▸ **Written task**
Find the string "предупреждению" and gather every line that holds it.

▸ **Data supplied**
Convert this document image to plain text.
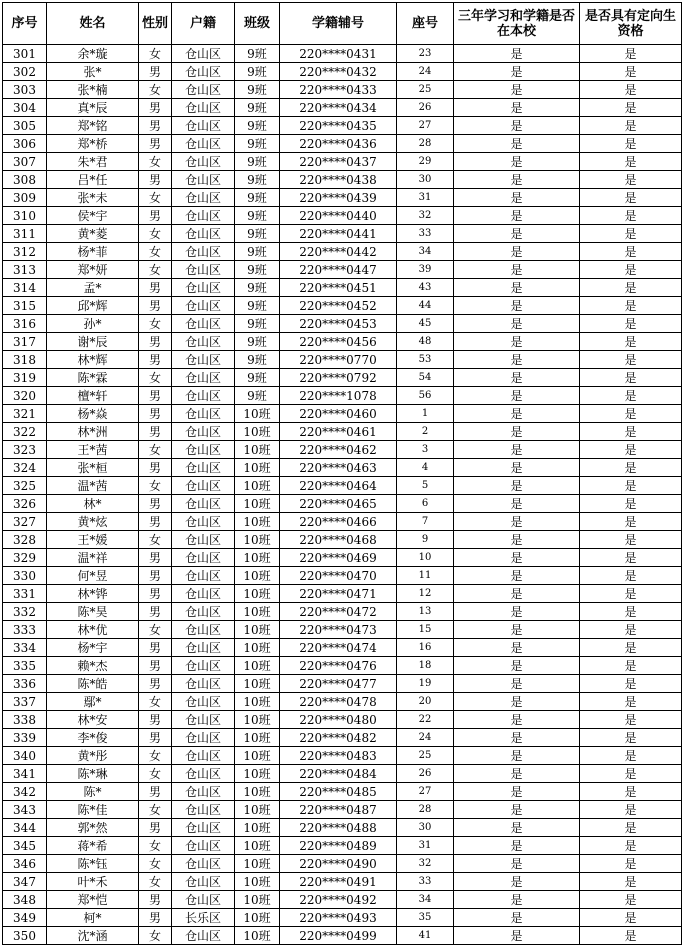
序号	姓名	性别	户籍	班级	学籍辅号	座号	三年学习和学籍是否在本校	是否具有定向生资格
301	余*璇	女	仓山区	9班	220****0431	23	是	是
302	张*	男	仓山区	9班	220****0432	24	是	是
303	张*楠	女	仓山区	9班	220****0433	25	是	是
304	真*辰	男	仓山区	9班	220****0434	26	是	是
305	郑*铭	男	仓山区	9班	220****0435	27	是	是
306	郑*桥	男	仓山区	9班	220****0436	28	是	是
307	朱*君	女	仓山区	9班	220****0437	29	是	是
308	吕*任	男	仓山区	9班	220****0438	30	是	是
309	张*未	女	仓山区	9班	220****0439	31	是	是
310	侯*宇	男	仓山区	9班	220****0440	32	是	是
311	黄*菱	女	仓山区	9班	220****0441	33	是	是
312	杨*菲	女	仓山区	9班	220****0442	34	是	是
313	郑*妍	女	仓山区	9班	220****0447	39	是	是
314	孟*	男	仓山区	9班	220****0451	43	是	是
315	邱*辉	男	仓山区	9班	220****0452	44	是	是
316	孙*	女	仓山区	9班	220****0453	45	是	是
317	谢*辰	男	仓山区	9班	220****0456	48	是	是
318	林*辉	男	仓山区	9班	220****0770	53	是	是
319	陈*霖	女	仓山区	9班	220****0792	54	是	是
320	檀*轩	男	仓山区	9班	220****1078	56	是	是
321	杨*焱	男	仓山区	10班	220****0460	1	是	是
322	林*洲	男	仓山区	10班	220****0461	2	是	是
323	王*茜	女	仓山区	10班	220****0462	3	是	是
324	张*桓	男	仓山区	10班	220****0463	4	是	是
325	温*茜	女	仓山区	10班	220****0464	5	是	是
326	林*	男	仓山区	10班	220****0465	6	是	是
327	黄*炫	男	仓山区	10班	220****0466	7	是	是
328	王*媛	女	仓山区	10班	220****0468	9	是	是
329	温*祥	男	仓山区	10班	220****0469	10	是	是
330	何*昱	男	仓山区	10班	220****0470	11	是	是
331	林*铧	男	仓山区	10班	220****0471	12	是	是
332	陈*昊	男	仓山区	10班	220****0472	13	是	是
333	林*优	女	仓山区	10班	220****0473	15	是	是
334	杨*宇	男	仓山区	10班	220****0474	16	是	是
335	赖*杰	男	仓山区	10班	220****0476	18	是	是
336	陈*皓	男	仓山区	10班	220****0477	19	是	是
337	鄢*	女	仓山区	10班	220****0478	20	是	是
338	林*安	男	仓山区	10班	220****0480	22	是	是
339	李*俊	男	仓山区	10班	220****0482	24	是	是
340	黄*彤	女	仓山区	10班	220****0483	25	是	是
341	陈*琳	女	仓山区	10班	220****0484	26	是	是
342	陈*	男	仓山区	10班	220****0485	27	是	是
343	陈*佳	女	仓山区	10班	220****0487	28	是	是
344	郭*然	男	仓山区	10班	220****0488	30	是	是
345	蒋*希	女	仓山区	10班	220****0489	31	是	是
346	陈*钰	女	仓山区	10班	220****0490	32	是	是
347	叶*禾	女	仓山区	10班	220****0491	33	是	是
348	郑*恺	男	仓山区	10班	220****0492	34	是	是
349	柯*	男	长乐区	10班	220****0493	35	是	是
350	沈*涵	女	仓山区	10班	220****0499	41	是	是
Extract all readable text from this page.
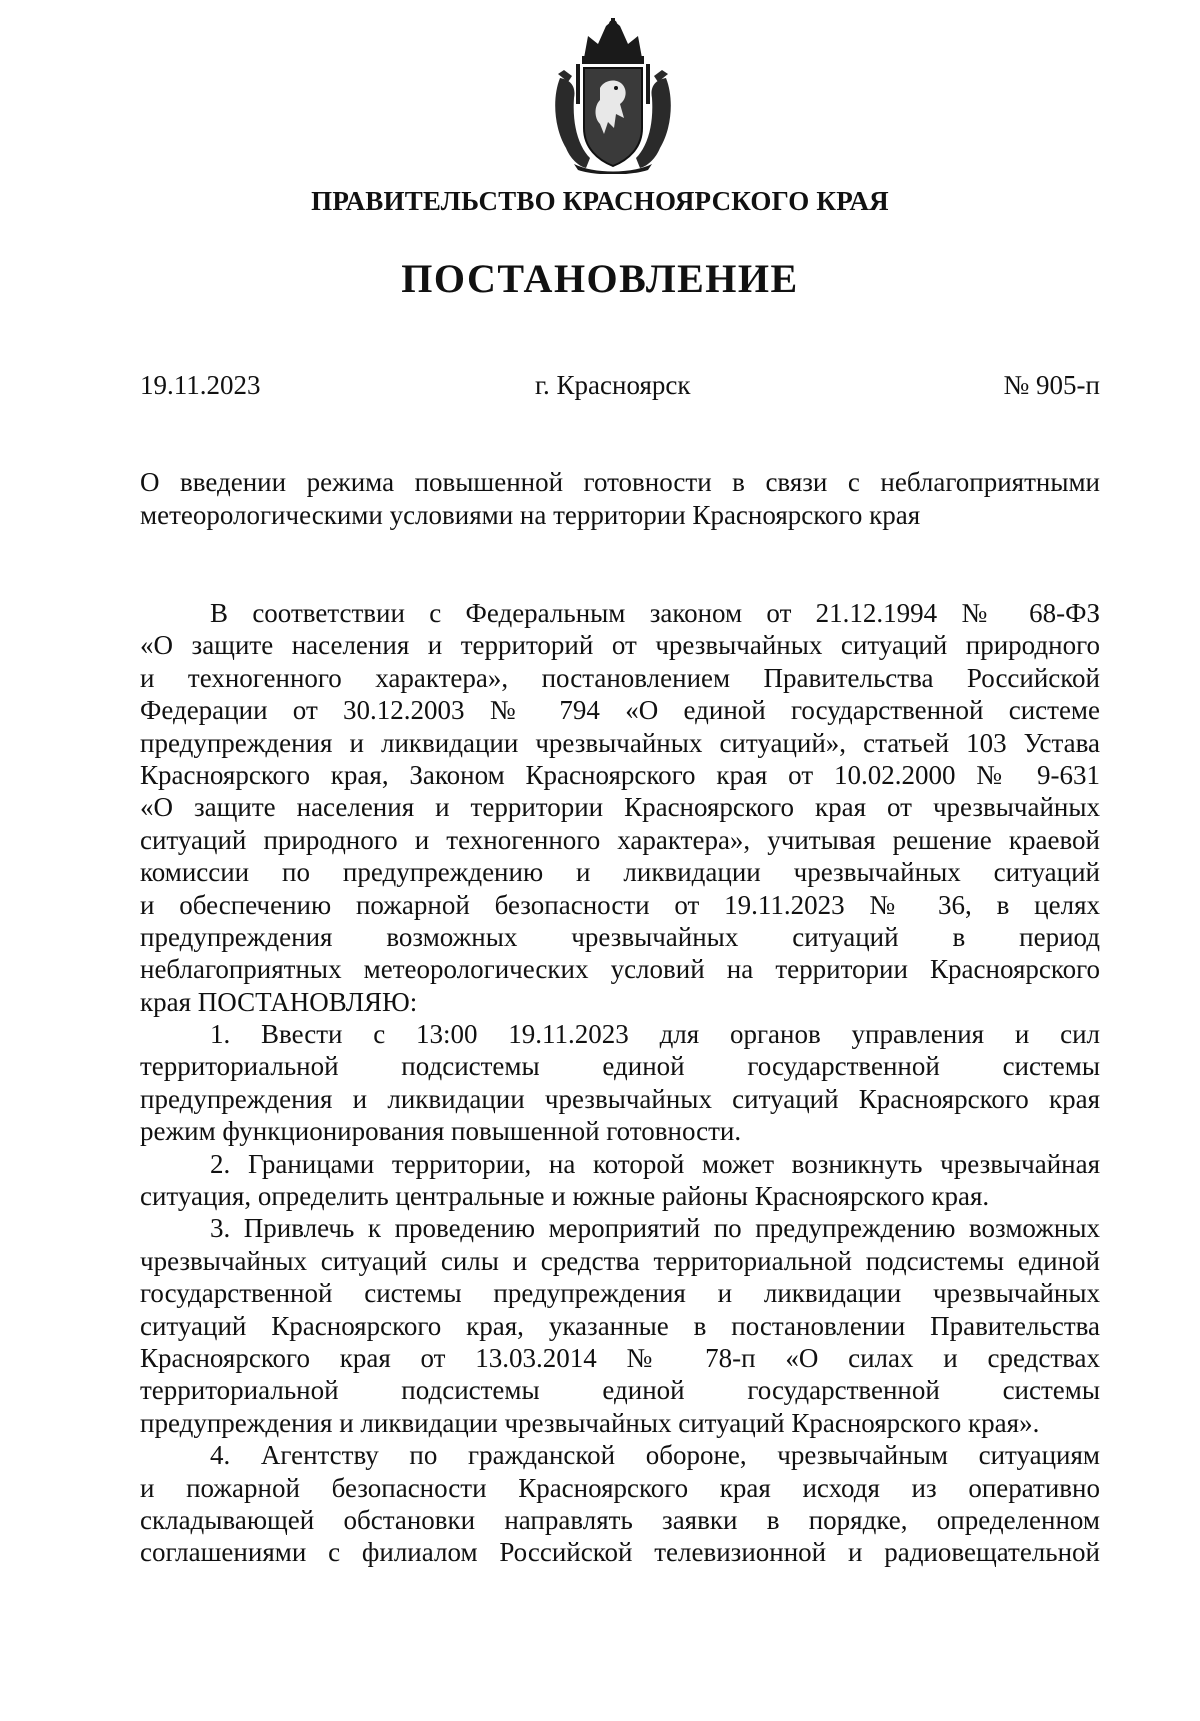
ПРАВИТЕЛЬСТВО КРАСНОЯРСКОГО КРАЯ
ПОСТАНОВЛЕНИЕ
19.11.2023	г. Красноярск	№ 905-п
О введении режима повышенной готовности в связи с неблагоприятными
метеорологическими условиями на территории Красноярского края
В соответствии с Федеральным законом от 21.12.1994 № 68-ФЗ
«О защите населения и территорий от чрезвычайных ситуаций природного
и техногенного характера», постановлением Правительства Российской
Федерации от 30.12.2003 № 794 «О единой государственной системе
предупреждения и ликвидации чрезвычайных ситуаций», статьей 103 Устава
Красноярского края, Законом Красноярского края от 10.02.2000 № 9-631
«О защите населения и территории Красноярского края от чрезвычайных
ситуаций природного и техногенного характера», учитывая решение краевой
комиссии по предупреждению и ликвидации чрезвычайных ситуаций
и обеспечению пожарной безопасности от 19.11.2023 № 36, в целях
предупреждения возможных чрезвычайных ситуаций в период
неблагоприятных метеорологических условий на территории Красноярского
края ПОСТАНОВЛЯЮ:
1. Ввести с 13:00 19.11.2023 для органов управления и сил
территориальной подсистемы единой государственной системы
предупреждения и ликвидации чрезвычайных ситуаций Красноярского края
режим функционирования повышенной готовности.
2. Границами территории, на которой может возникнуть чрезвычайная
ситуация, определить центральные и южные районы Красноярского края.
3. Привлечь к проведению мероприятий по предупреждению возможных
чрезвычайных ситуаций силы и средства территориальной подсистемы единой
государственной системы предупреждения и ликвидации чрезвычайных
ситуаций Красноярского края, указанные в постановлении Правительства
Красноярского края от 13.03.2014 № 78-п «О силах и средствах
территориальной подсистемы единой государственной системы
предупреждения и ликвидации чрезвычайных ситуаций Красноярского края».
4. Агентству по гражданской обороне, чрезвычайным ситуациям
и пожарной безопасности Красноярского края исходя из оперативно
складывающей обстановки направлять заявки в порядке, определенном
соглашениями с филиалом Российской телевизионной и радиовещательной
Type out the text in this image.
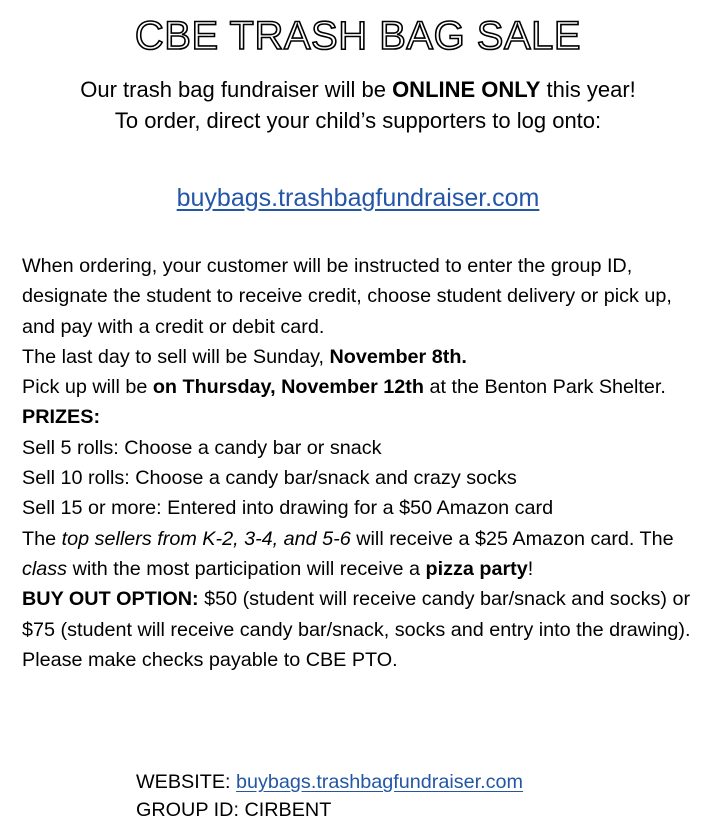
CBE TRASH BAG SALE
Our trash bag fundraiser will be ONLINE ONLY this year!
To order, direct your child’s supporters to log onto:
buybags.trashbagfundraiser.com

When ordering, your customer will be instructed to enter the group ID, designate the student to receive credit, choose student delivery or pick up, and pay with a credit or debit card.

The last day to sell will be Sunday, November 8th.

Pick up will be on Thursday, November 12th at the Benton Park Shelter.

PRIZES:

Sell 5 rolls: Choose a candy bar or snack

Sell 10 rolls: Choose a candy bar/snack and crazy socks

Sell 15 or more: Entered into drawing for a $50 Amazon card

The top sellers from K-2, 3-4, and 5-6 will receive a $25 Amazon card. The class with the most participation will receive a pizza party!

BUY OUT OPTION: $50 (student will receive candy bar/snack and socks) or $75 (student will receive candy bar/snack, socks and entry into the drawing). Please make checks payable to CBE PTO.

WEBSITE: buybags.trashbagfundraiser.com

GROUP ID: CIRBENT
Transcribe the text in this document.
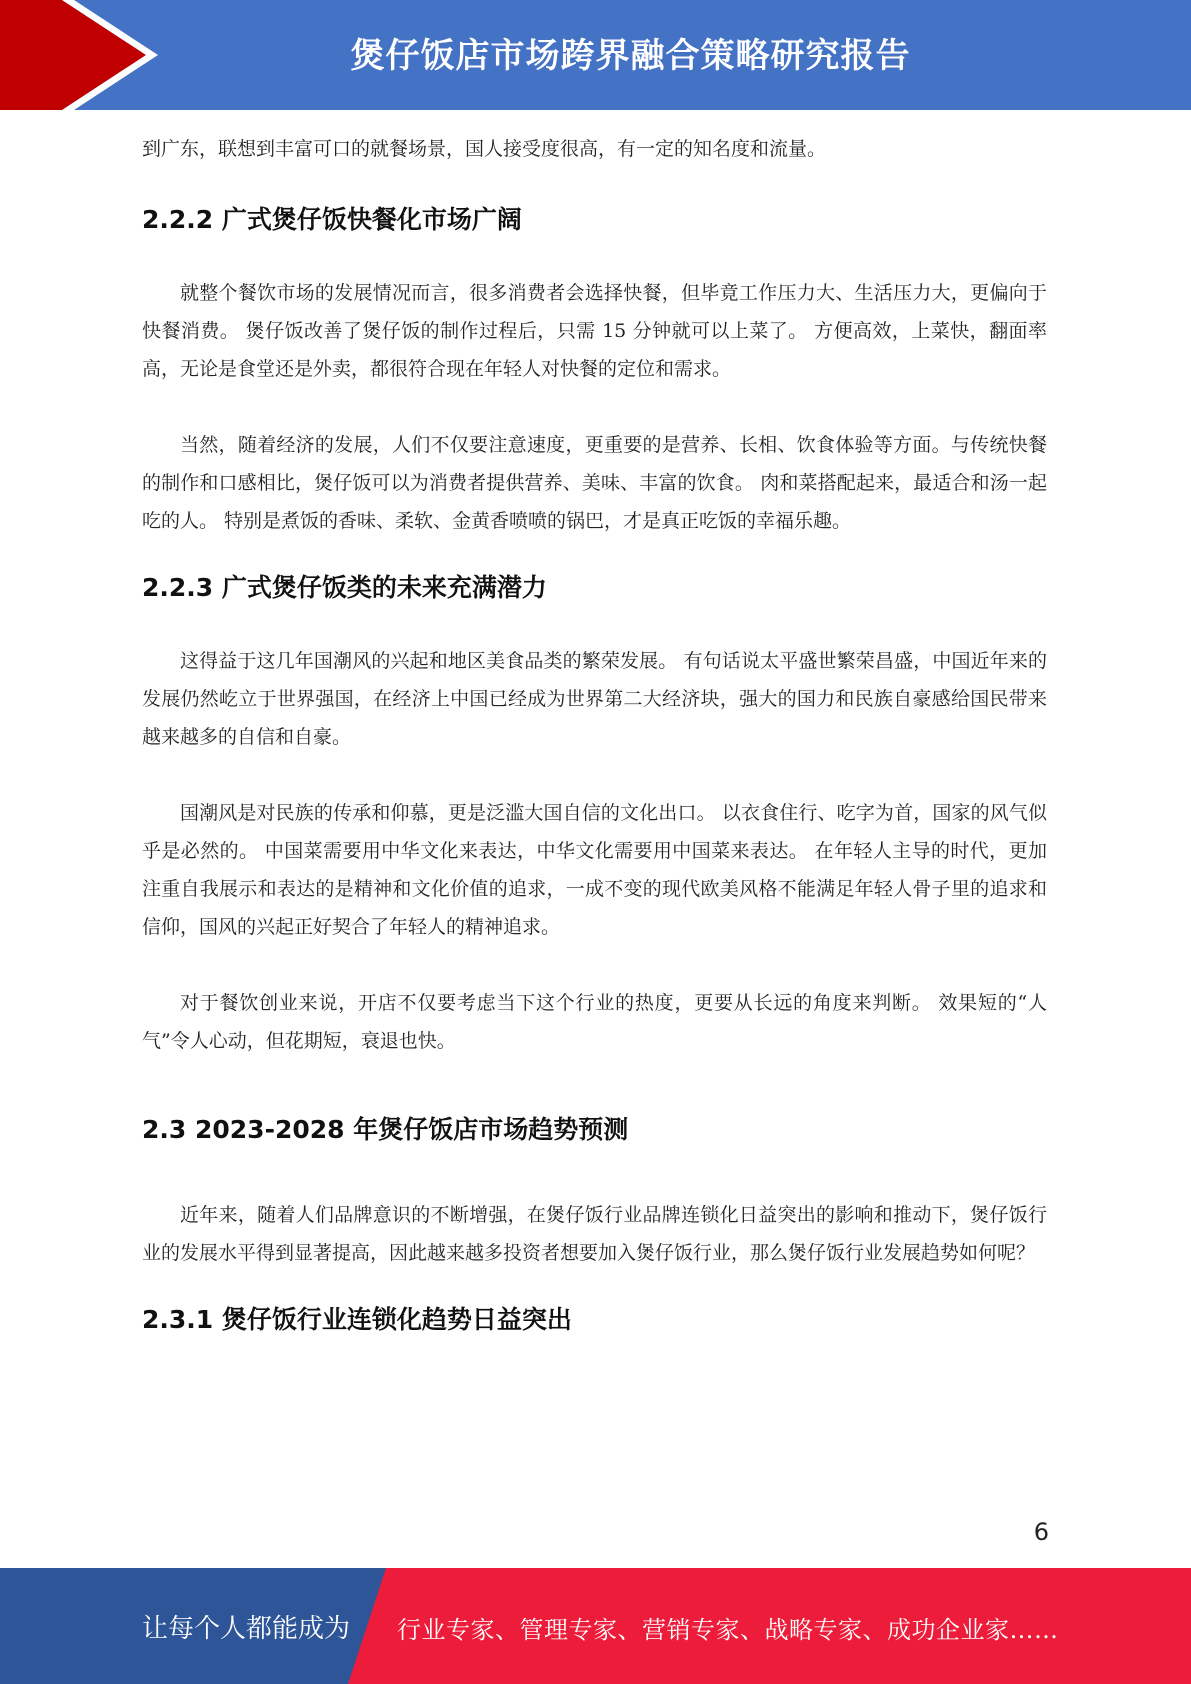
煲仔饭店市场跨界融合策略研究报告

到广东，联想到丰富可口的就餐场景，国人接受度很高，有一定的知名度和流量。

2.2.2 广式煲仔饭快餐化市场广阔

就整个餐饮市场的发展情况而言，很多消费者会选择快餐，但毕竟工作压力大、生活压力大，更偏向于快餐消费。 煲仔饭改善了煲仔饭的制作过程后，只需 15 分钟就可以上菜了。 方便高效，上菜快，翻面率高，无论是食堂还是外卖，都很符合现在年轻人对快餐的定位和需求。

当然，随着经济的发展，人们不仅要注意速度，更重要的是营养、长相、饮食体验等方面。与传统快餐的制作和口感相比，煲仔饭可以为消费者提供营养、美味、丰富的饮食。 肉和菜搭配起来，最适合和汤一起吃的人。 特别是煮饭的香味、柔软、金黄香喷喷的锅巴，才是真正吃饭的幸福乐趣。

2.2.3 广式煲仔饭类的未来充满潜力

这得益于这几年国潮风的兴起和地区美食品类的繁荣发展。 有句话说太平盛世繁荣昌盛，中国近年来的发展仍然屹立于世界强国，在经济上中国已经成为世界第二大经济块，强大的国力和民族自豪感给国民带来越来越多的自信和自豪。

国潮风是对民族的传承和仰慕，更是泛滥大国自信的文化出口。 以衣食住行、吃字为首，国家的风气似乎是必然的。 中国菜需要用中华文化来表达，中华文化需要用中国菜来表达。 在年轻人主导的时代，更加注重自我展示和表达的是精神和文化价值的追求，一成不变的现代欧美风格不能满足年轻人骨子里的追求和信仰，国风的兴起正好契合了年轻人的精神追求。

对于餐饮创业来说，开店不仅要考虑当下这个行业的热度，更要从长远的角度来判断。 效果短的“人气”令人心动，但花期短，衰退也快。

2.3 2023-2028 年煲仔饭店市场趋势预测

近年来，随着人们品牌意识的不断增强，在煲仔饭行业品牌连锁化日益突出的影响和推动下，煲仔饭行业的发展水平得到显著提高，因此越来越多投资者想要加入煲仔饭行业，那么煲仔饭行业发展趋势如何呢？

2.3.1 煲仔饭行业连锁化趋势日益突出
6
让每个人都能成为 行业专家、管理专家、营销专家、战略专家、成功企业家……
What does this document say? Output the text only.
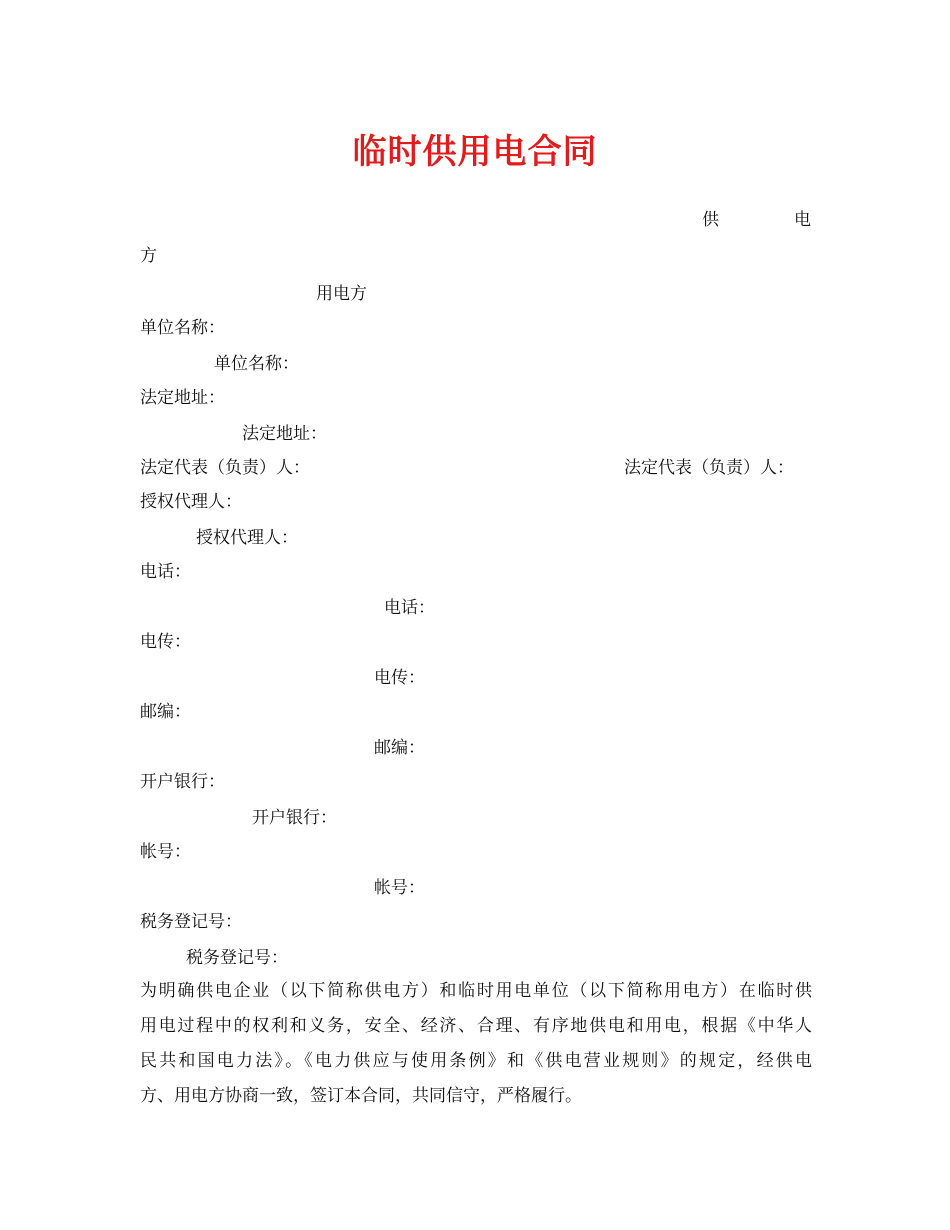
临时供用电合同
供	电
方
用电方
单位名称：
单位名称：
法定地址：
法定地址：
法定代表（负责）人：	法定代表（负责）人：
授权代理人：
授权代理人：
电话：
电话：
电传：
电传：
邮编：
邮编：
开户银行：
开户银行：
帐号：
帐号：
税务登记号：
税务登记号：
为明确供电企业（以下简称供电方）和临时用电单位（以下简称用电方）在临时供
用电过程中的权利和义务，安全、经济、合理、有序地供电和用电，根据《中华人
民共和国电力法》。《电力供应与使用条例》和《供电营业规则》的规定，经供电
方、用电方协商一致，签订本合同，共同信守，严格履行。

▸ **Full answer**
комиссии по предупреждению и ликвидации чрезвычайных ситуаций
3. Привлечь к проведению мероприятий по предупреждению возможных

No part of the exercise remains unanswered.